Exactly as written, retype the listing below, omitting the pictures.
○ ○ ○ ○ ○ ○ ○
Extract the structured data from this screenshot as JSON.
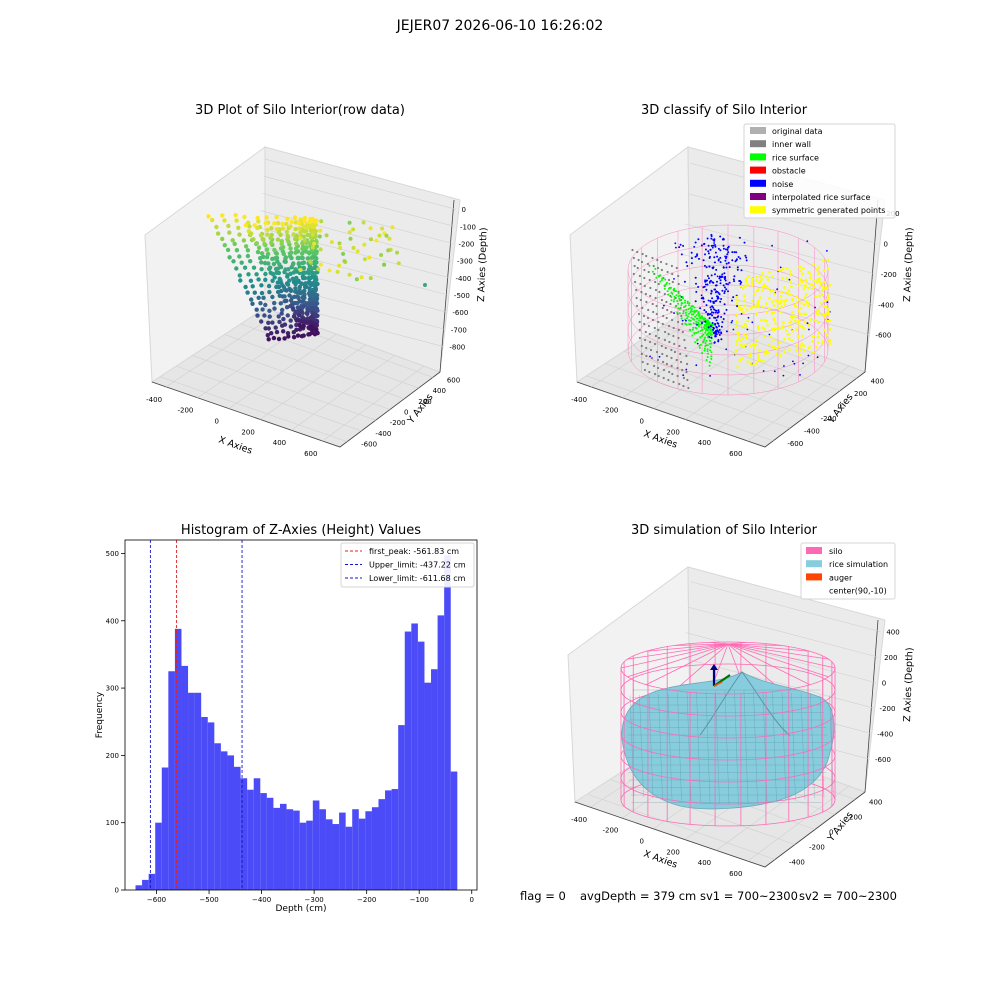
{
  "figure_title": "JEJER07 2026-06-10 16:26:02",
  "footer": {
    "flag": "flag = 0",
    "avg_depth": "avgDepth = 379 cm",
    "sv1": "sv1 = 700~2300",
    "sv2": "sv2 = 700~2300"
  },
  "colors": {
    "histogram_bar": "#4b4bf7",
    "first_peak_line": "#e02020",
    "limit_line": "#1515c8",
    "silo_wire": "#ff69b4",
    "rice_surface": "#87cdde",
    "original": "#b0b0b0",
    "inner_wall": "#808080",
    "rice": "#00ff00",
    "obstacle": "#ff0000",
    "noise": "#0000ff",
    "interpolated": "#800080",
    "symmetric": "#ffff00",
    "auger": "#ff4500"
  },
  "chart_data": [
    {
      "type": "scatter",
      "subtype": "3d",
      "title": "3D Plot of Silo Interior(row data)",
      "xlabel": "X Axies",
      "ylabel": "Y Axies",
      "zlabel": "Z Axies (Depth)",
      "x_ticks": [
        "-400",
        "-200",
        "0",
        "200",
        "400",
        "600"
      ],
      "y_ticks": [
        "-600",
        "-400",
        "-200",
        "0",
        "200",
        "400",
        "600"
      ],
      "z_ticks": [
        "0",
        "-100",
        "-200",
        "-300",
        "-400",
        "-500",
        "-600",
        "-700",
        "-800"
      ],
      "colormap": "viridis"
    },
    {
      "type": "scatter",
      "subtype": "3d",
      "title": "3D classify of Silo Interior",
      "xlabel": "X Axies",
      "ylabel": "Y Axies",
      "zlabel": "Z Axies (Depth)",
      "x_ticks": [
        "-400",
        "-200",
        "0",
        "200",
        "400",
        "600"
      ],
      "y_ticks": [
        "-600",
        "-400",
        "-200",
        "0",
        "200",
        "400"
      ],
      "z_ticks": [
        "200",
        "0",
        "-200",
        "-400",
        "-600"
      ],
      "legend_position": "top-right",
      "legend": [
        {
          "label": "original data",
          "color": "#b0b0b0"
        },
        {
          "label": "inner wall",
          "color": "#808080"
        },
        {
          "label": "rice surface",
          "color": "#00ff00"
        },
        {
          "label": "obstacle",
          "color": "#ff0000"
        },
        {
          "label": "noise",
          "color": "#0000ff"
        },
        {
          "label": "interpolated rice surface",
          "color": "#800080"
        },
        {
          "label": "symmetric generated points",
          "color": "#ffff00"
        }
      ]
    },
    {
      "type": "bar",
      "subtype": "histogram",
      "title": "Histogram of Z-Axies (Height) Values",
      "xlabel": "Depth (cm)",
      "ylabel": "Frequency",
      "xlim": [
        -660,
        10
      ],
      "ylim": [
        0,
        520
      ],
      "x_ticks": [
        -600,
        -500,
        -400,
        -300,
        -200,
        -100,
        0
      ],
      "y_ticks": [
        0,
        100,
        200,
        300,
        400,
        500
      ],
      "bin_start": -640,
      "bin_width": 12.5,
      "values": [
        7,
        15,
        24,
        100,
        182,
        325,
        388,
        333,
        293,
        293,
        257,
        249,
        218,
        206,
        200,
        183,
        166,
        149,
        166,
        144,
        137,
        122,
        128,
        120,
        118,
        100,
        103,
        133,
        120,
        105,
        98,
        115,
        94,
        120,
        106,
        117,
        123,
        135,
        148,
        150,
        245,
        384,
        396,
        369,
        308,
        328,
        408,
        497,
        176
      ],
      "vlines": [
        {
          "label": "first_peak: -561.83 cm",
          "x": -561.83,
          "color": "#e02020"
        },
        {
          "label": "Upper_limit: -437.22 cm",
          "x": -437.22,
          "color": "#1515c8"
        },
        {
          "label": "Lower_limit: -611.68 cm",
          "x": -611.68,
          "color": "#1515c8"
        }
      ],
      "legend_position": "top-right"
    },
    {
      "type": "area",
      "subtype": "3d-surface",
      "title": "3D simulation of Silo Interior",
      "xlabel": "X Axies",
      "ylabel": "Y Axies",
      "zlabel": "Z Axies (Depth)",
      "x_ticks": [
        "-400",
        "-200",
        "0",
        "200",
        "400",
        "600"
      ],
      "y_ticks": [
        "-400",
        "-200",
        "0",
        "200",
        "400"
      ],
      "z_ticks": [
        "400",
        "200",
        "0",
        "-200",
        "-400",
        "-600"
      ],
      "legend_position": "top-right",
      "legend": [
        {
          "label": "silo",
          "color": "#ff69b4"
        },
        {
          "label": "rice simulation",
          "color": "#87cdde"
        },
        {
          "label": "auger",
          "color": "#ff4500"
        },
        {
          "label": "center(90,-10)",
          "color": ""
        }
      ]
    }
  ]
}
○ ○ ○ ○ ○ ○ ○
Completed task:
Extract the structured data from this screenshot as JSON.
{
  "figure_title": "JEJER07 2026-06-10 16:26:02",
  "footer": {
    "flag": "flag = 0",
    "avg_depth": "avgDepth = 379 cm",
    "sv1": "sv1 = 700~2300",
    "sv2": "sv2 = 700~2300"
  },
  "colors": {
    "histogram_bar": "#4b4bf7",
    "first_peak_line": "#e02020",
    "limit_line": "#1515c8",
    "silo_wire": "#ff69b4",
    "rice_surface": "#87cdde",
    "original": "#b0b0b0",
    "inner_wall": "#808080",
    "rice": "#00ff00",
    "obstacle": "#ff0000",
    "noise": "#0000ff",
    "interpolated": "#800080",
    "symmetric": "#ffff00",
    "auger": "#ff4500"
  },
  "chart_data": [
    {
      "type": "scatter",
      "subtype": "3d",
      "title": "3D Plot of Silo Interior(row data)",
      "xlabel": "X Axies",
      "ylabel": "Y Axies",
      "zlabel": "Z Axies (Depth)",
      "x_ticks": [
        "-400",
        "-200",
        "0",
        "200",
        "400",
        "600"
      ],
      "y_ticks": [
        "-600",
        "-400",
        "-200",
        "0",
        "200",
        "400",
        "600"
      ],
      "z_ticks": [
        "0",
        "-100",
        "-200",
        "-300",
        "-400",
        "-500",
        "-600",
        "-700",
        "-800"
      ],
      "colormap": "viridis"
    },
    {
      "type": "scatter",
      "subtype": "3d",
      "title": "3D classify of Silo Interior",
      "xlabel": "X Axies",
      "ylabel": "Y Axies",
      "zlabel": "Z Axies (Depth)",
      "x_ticks": [
        "-400",
        "-200",
        "0",
        "200",
        "400",
        "600"
      ],
      "y_ticks": [
        "-600",
        "-400",
        "-200",
        "0",
        "200",
        "400"
      ],
      "z_ticks": [
        "200",
        "0",
        "-200",
        "-400",
        "-600"
      ],
      "legend_position": "top-right",
      "legend": [
        {
          "label": "original data",
          "color": "#b0b0b0"
        },
        {
          "label": "inner wall",
          "color": "#808080"
        },
        {
          "label": "rice surface",
          "color": "#00ff00"
        },
        {
          "label": "obstacle",
          "color": "#ff0000"
        },
        {
          "label": "noise",
          "color": "#0000ff"
        },
        {
          "label": "interpolated rice surface",
          "color": "#800080"
        },
        {
          "label": "symmetric generated points",
          "color": "#ffff00"
        }
      ]
    },
    {
      "type": "bar",
      "subtype": "histogram",
      "title": "Histogram of Z-Axies (Height) Values",
      "xlabel": "Depth (cm)",
      "ylabel": "Frequency",
      "xlim": [
        -660,
        10
      ],
      "ylim": [
        0,
        520
      ],
      "x_ticks": [
        -600,
        -500,
        -400,
        -300,
        -200,
        -100,
        0
      ],
      "y_ticks": [
        0,
        100,
        200,
        300,
        400,
        500
      ],
      "bin_start": -640,
      "bin_width": 12.5,
      "values": [
        7,
        15,
        24,
        100,
        182,
        325,
        388,
        333,
        293,
        293,
        257,
        249,
        218,
        206,
        200,
        183,
        166,
        149,
        166,
        144,
        137,
        122,
        128,
        120,
        118,
        100,
        103,
        133,
        120,
        105,
        98,
        115,
        94,
        120,
        106,
        117,
        123,
        135,
        148,
        150,
        245,
        384,
        396,
        369,
        308,
        328,
        408,
        497,
        176
      ],
      "vlines": [
        {
          "label": "first_peak: -561.83 cm",
          "x": -561.83,
          "color": "#e02020"
        },
        {
          "label": "Upper_limit: -437.22 cm",
          "x": -437.22,
          "color": "#1515c8"
        },
        {
          "label": "Lower_limit: -611.68 cm",
          "x": -611.68,
          "color": "#1515c8"
        }
      ],
      "legend_position": "top-right"
    },
    {
      "type": "area",
      "subtype": "3d-surface",
      "title": "3D simulation of Silo Interior",
      "xlabel": "X Axies",
      "ylabel": "Y Axies",
      "zlabel": "Z Axies (Depth)",
      "x_ticks": [
        "-400",
        "-200",
        "0",
        "200",
        "400",
        "600"
      ],
      "y_ticks": [
        "-400",
        "-200",
        "0",
        "200",
        "400"
      ],
      "z_ticks": [
        "400",
        "200",
        "0",
        "-200",
        "-400",
        "-600"
      ],
      "legend_position": "top-right",
      "legend": [
        {
          "label": "silo",
          "color": "#ff69b4"
        },
        {
          "label": "rice simulation",
          "color": "#87cdde"
        },
        {
          "label": "auger",
          "color": "#ff4500"
        },
        {
          "label": "center(90,-10)",
          "color": ""
        }
      ]
    }
  ]
}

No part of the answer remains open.